*PROBLEM TO SOLVE:* Select from the data all lines with the word "screenshot".

*LISTING:*
----

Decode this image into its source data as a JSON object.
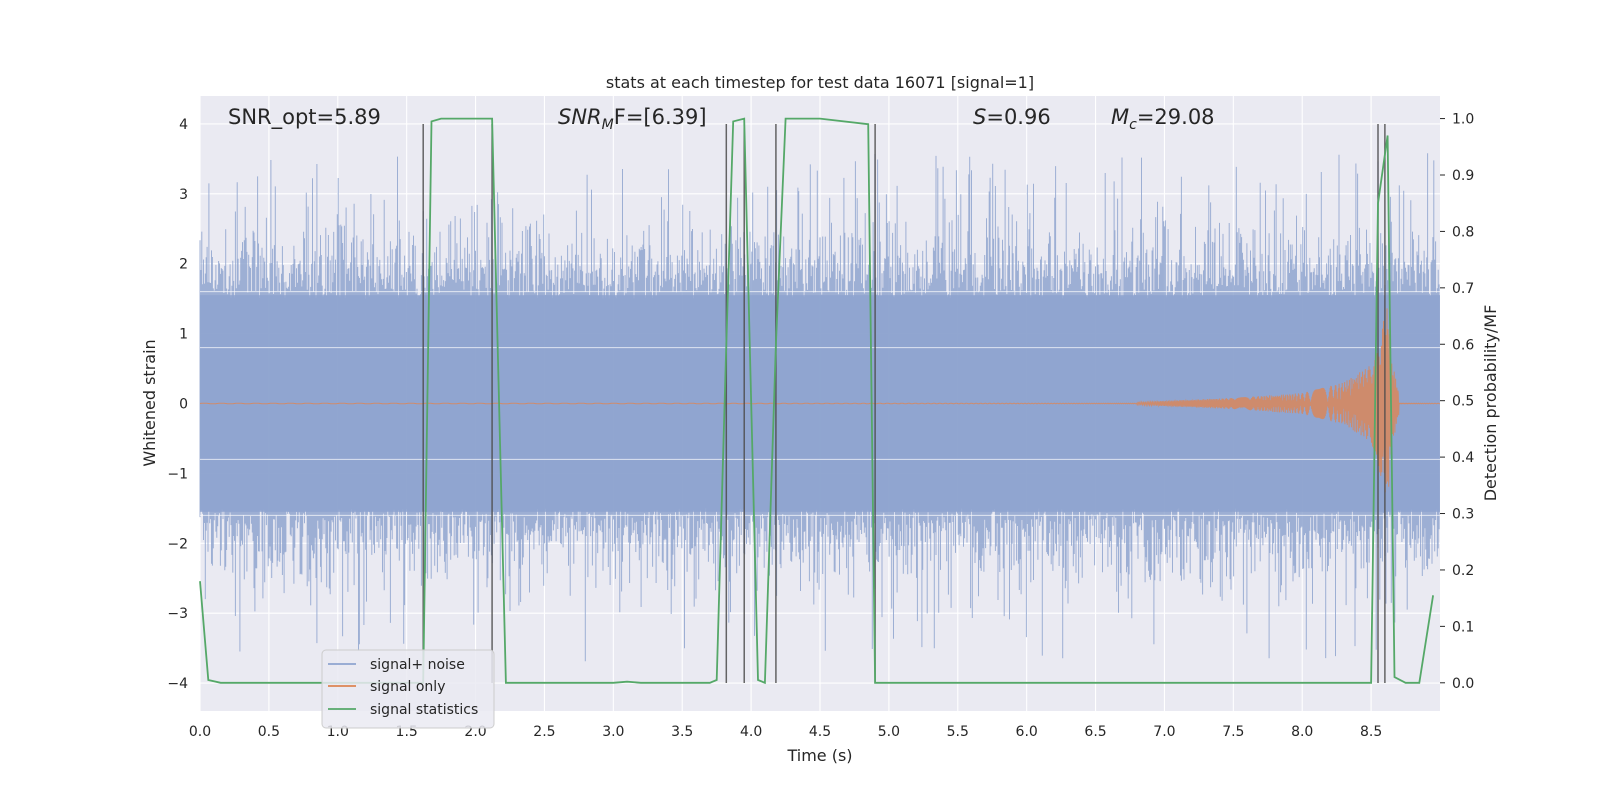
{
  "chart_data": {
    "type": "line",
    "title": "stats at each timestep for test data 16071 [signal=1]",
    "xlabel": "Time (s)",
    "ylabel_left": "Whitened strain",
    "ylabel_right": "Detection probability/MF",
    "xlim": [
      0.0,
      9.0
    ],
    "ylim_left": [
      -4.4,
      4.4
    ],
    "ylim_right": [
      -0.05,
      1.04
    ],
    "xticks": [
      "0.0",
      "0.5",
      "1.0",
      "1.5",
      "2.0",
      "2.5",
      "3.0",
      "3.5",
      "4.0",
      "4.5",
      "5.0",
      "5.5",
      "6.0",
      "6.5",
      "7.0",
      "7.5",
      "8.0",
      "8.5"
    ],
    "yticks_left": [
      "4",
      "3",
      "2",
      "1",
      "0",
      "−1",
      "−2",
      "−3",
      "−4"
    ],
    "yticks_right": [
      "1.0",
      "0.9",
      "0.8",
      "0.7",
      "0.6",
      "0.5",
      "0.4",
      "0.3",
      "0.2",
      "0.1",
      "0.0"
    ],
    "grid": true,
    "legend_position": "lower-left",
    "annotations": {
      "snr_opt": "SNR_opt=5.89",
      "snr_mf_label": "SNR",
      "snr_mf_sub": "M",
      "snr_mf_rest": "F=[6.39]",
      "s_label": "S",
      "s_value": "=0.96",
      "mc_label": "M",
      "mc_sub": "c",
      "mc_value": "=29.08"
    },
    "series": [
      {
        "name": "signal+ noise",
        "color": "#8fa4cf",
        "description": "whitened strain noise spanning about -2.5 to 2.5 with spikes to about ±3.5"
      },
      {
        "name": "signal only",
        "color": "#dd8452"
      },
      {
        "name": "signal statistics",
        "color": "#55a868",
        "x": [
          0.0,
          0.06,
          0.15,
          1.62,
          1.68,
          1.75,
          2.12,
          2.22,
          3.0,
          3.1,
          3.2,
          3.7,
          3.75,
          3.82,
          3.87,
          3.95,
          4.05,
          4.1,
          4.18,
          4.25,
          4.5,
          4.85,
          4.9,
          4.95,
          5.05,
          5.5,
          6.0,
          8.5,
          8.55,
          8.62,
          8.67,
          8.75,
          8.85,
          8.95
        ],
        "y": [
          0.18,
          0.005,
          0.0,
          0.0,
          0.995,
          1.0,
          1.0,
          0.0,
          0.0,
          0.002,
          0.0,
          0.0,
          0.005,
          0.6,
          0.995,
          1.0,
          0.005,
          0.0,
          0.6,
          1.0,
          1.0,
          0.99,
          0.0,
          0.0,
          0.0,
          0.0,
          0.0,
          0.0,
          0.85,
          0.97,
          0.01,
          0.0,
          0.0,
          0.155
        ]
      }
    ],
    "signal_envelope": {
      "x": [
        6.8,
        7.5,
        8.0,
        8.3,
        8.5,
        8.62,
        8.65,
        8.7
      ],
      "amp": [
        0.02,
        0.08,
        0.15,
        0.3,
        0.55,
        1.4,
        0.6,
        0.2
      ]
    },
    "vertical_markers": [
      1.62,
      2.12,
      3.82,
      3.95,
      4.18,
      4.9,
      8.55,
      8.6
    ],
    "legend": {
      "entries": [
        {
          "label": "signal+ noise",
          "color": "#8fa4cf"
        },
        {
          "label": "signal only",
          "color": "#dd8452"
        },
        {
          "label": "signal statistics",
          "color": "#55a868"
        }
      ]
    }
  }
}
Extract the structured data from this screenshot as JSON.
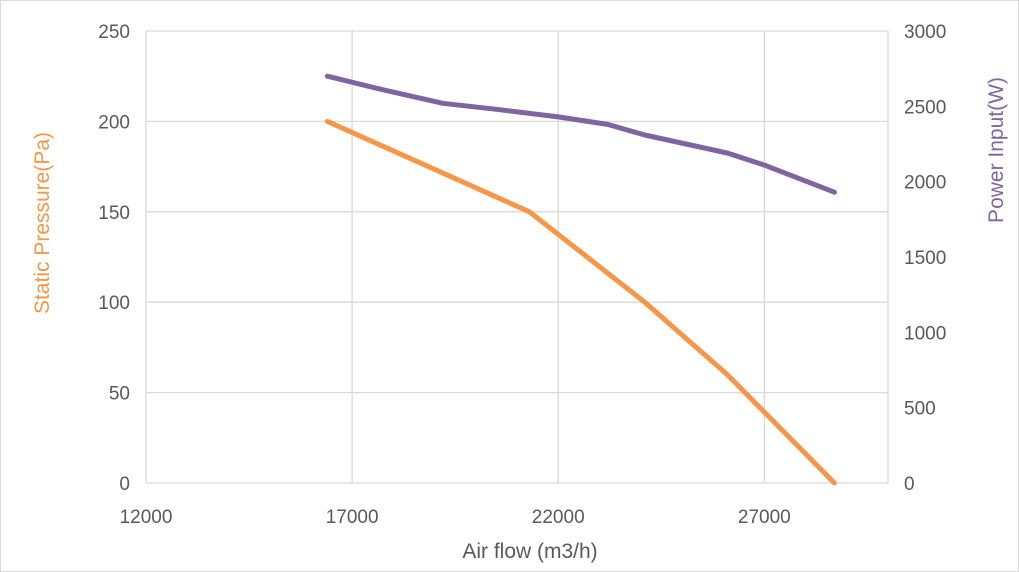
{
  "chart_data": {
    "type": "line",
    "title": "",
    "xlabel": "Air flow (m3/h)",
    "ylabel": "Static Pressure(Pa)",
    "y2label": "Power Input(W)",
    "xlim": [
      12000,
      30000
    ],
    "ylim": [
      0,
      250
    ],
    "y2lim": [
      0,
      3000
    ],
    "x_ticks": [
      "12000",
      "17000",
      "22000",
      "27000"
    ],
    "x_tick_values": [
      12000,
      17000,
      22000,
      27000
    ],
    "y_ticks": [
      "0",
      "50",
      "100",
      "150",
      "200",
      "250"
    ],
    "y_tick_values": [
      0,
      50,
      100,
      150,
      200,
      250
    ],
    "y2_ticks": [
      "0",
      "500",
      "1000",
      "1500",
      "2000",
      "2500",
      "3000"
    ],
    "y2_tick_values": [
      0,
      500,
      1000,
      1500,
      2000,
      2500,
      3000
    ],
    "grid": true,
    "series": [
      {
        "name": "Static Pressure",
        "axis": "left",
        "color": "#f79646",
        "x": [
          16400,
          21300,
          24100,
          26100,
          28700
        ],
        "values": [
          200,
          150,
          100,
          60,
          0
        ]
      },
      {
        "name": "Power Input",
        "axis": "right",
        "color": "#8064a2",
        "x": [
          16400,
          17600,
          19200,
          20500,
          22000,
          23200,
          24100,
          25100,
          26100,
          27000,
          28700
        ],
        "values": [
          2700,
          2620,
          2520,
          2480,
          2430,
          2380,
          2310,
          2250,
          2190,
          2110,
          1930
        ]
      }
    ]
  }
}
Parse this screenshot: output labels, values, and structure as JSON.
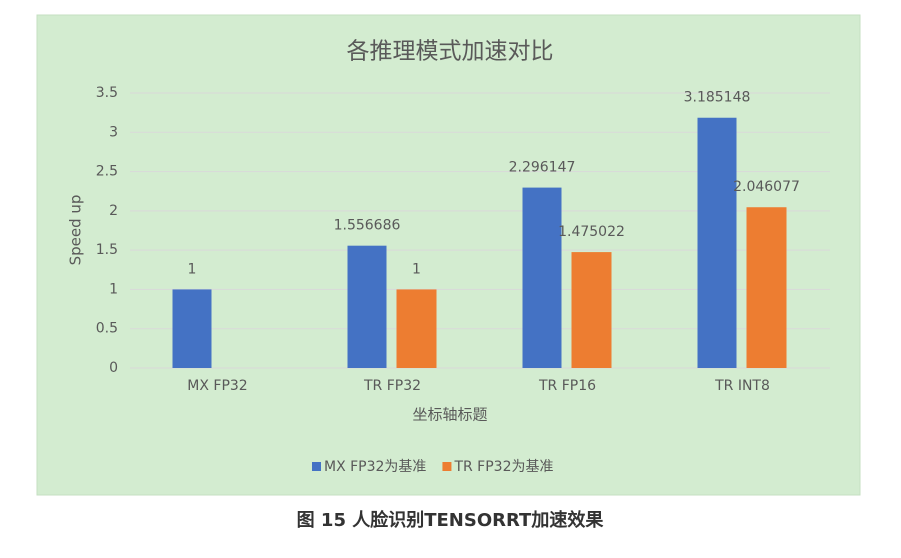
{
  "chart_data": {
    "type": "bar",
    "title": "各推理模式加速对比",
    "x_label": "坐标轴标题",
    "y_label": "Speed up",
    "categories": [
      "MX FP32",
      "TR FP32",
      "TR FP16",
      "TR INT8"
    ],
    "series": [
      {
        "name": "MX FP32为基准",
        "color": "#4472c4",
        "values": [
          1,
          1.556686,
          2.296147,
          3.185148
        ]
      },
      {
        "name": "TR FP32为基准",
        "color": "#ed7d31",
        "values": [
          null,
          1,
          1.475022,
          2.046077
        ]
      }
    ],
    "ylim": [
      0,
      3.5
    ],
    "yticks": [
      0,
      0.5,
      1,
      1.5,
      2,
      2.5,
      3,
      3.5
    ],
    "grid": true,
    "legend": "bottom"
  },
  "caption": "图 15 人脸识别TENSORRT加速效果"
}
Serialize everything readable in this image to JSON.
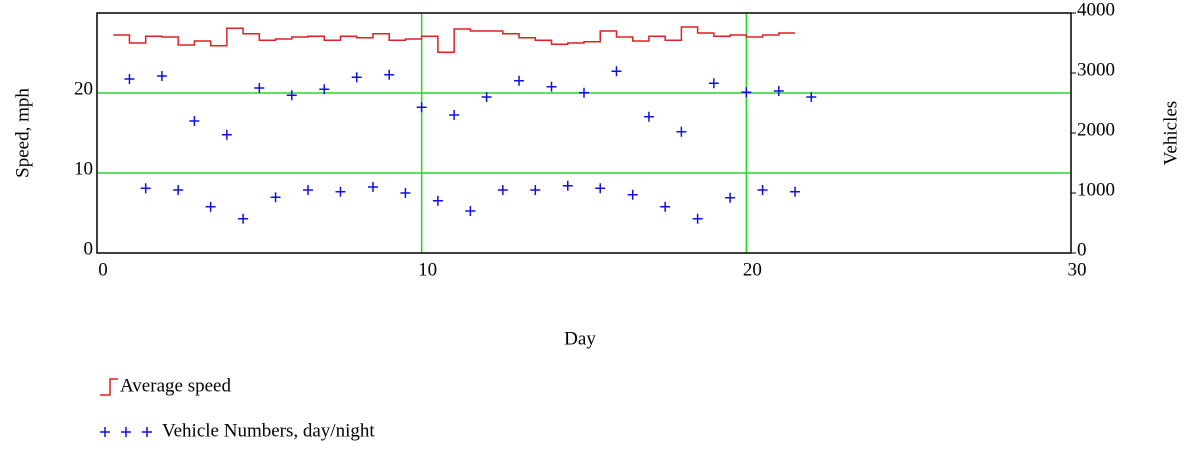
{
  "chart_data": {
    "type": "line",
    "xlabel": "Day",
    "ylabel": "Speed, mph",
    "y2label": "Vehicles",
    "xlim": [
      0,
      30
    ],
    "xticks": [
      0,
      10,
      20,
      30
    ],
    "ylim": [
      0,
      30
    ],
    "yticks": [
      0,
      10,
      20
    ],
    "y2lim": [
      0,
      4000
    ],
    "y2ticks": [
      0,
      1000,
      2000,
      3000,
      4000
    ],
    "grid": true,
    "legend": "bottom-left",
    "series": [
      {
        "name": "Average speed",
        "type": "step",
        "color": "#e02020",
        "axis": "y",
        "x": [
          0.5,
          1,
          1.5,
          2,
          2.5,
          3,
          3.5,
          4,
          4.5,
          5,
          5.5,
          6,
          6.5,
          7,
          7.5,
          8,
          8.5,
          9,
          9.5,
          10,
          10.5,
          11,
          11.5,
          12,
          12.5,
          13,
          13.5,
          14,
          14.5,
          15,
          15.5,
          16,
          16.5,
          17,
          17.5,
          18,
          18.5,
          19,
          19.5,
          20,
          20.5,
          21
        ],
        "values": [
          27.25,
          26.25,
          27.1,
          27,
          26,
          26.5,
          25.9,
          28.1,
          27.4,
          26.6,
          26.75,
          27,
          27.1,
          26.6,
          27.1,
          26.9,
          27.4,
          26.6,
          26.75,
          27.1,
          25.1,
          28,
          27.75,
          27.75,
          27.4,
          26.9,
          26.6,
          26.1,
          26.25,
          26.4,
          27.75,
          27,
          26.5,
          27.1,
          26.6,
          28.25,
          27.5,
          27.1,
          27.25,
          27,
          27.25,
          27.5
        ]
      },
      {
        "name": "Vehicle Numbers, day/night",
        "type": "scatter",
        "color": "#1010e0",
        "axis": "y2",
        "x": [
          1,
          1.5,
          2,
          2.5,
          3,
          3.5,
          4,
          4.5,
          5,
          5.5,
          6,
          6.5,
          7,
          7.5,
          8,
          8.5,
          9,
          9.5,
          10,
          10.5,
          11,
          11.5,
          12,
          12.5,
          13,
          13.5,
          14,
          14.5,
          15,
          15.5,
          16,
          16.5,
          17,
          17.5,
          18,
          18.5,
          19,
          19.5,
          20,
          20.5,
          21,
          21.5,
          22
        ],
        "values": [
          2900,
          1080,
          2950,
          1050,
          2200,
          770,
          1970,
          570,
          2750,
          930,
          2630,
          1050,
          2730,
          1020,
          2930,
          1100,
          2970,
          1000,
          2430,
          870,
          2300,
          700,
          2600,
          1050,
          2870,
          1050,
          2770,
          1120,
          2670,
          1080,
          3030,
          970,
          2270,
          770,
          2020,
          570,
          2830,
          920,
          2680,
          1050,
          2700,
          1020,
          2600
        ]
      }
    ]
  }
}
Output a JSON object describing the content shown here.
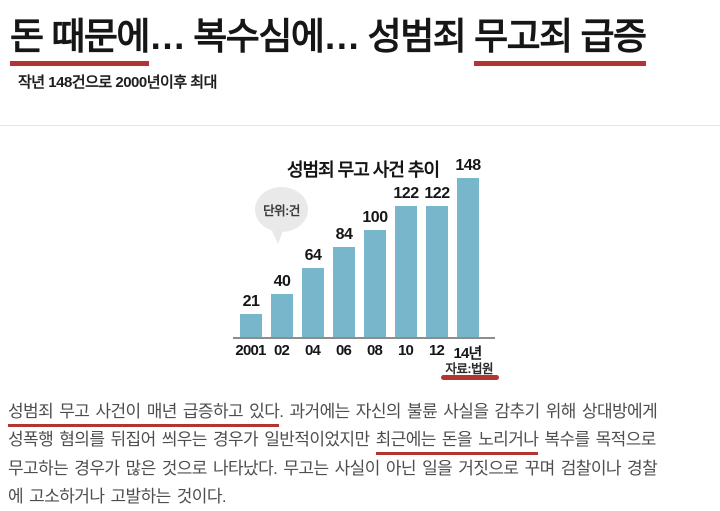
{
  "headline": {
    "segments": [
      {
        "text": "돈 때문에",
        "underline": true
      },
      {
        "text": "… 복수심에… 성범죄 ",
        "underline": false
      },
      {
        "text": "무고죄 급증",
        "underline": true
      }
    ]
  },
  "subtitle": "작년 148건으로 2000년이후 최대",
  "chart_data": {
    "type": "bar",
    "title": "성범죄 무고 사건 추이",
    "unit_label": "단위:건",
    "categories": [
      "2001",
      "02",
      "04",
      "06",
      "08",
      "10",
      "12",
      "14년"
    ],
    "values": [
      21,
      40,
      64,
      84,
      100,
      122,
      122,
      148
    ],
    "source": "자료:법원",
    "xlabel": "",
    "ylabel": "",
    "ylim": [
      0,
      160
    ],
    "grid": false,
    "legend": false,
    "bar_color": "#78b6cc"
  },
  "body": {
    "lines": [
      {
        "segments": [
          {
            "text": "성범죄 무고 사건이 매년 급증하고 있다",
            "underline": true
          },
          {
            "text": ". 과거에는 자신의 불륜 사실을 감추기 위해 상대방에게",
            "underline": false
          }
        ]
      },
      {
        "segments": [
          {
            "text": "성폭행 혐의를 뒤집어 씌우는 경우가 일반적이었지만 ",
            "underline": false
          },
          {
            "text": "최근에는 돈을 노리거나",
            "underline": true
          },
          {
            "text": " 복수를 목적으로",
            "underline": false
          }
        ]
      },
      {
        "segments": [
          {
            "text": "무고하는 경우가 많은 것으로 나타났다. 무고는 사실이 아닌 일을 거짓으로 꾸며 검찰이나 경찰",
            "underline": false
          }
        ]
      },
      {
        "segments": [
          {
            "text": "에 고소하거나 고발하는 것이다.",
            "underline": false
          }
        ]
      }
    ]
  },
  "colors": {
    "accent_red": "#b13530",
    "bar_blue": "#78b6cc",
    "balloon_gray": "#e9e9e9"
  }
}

----

*SOLUTION:*
Extract the structured data from this screenshot as JSON.
Parse this screenshot: output labels, values, and structure as JSON.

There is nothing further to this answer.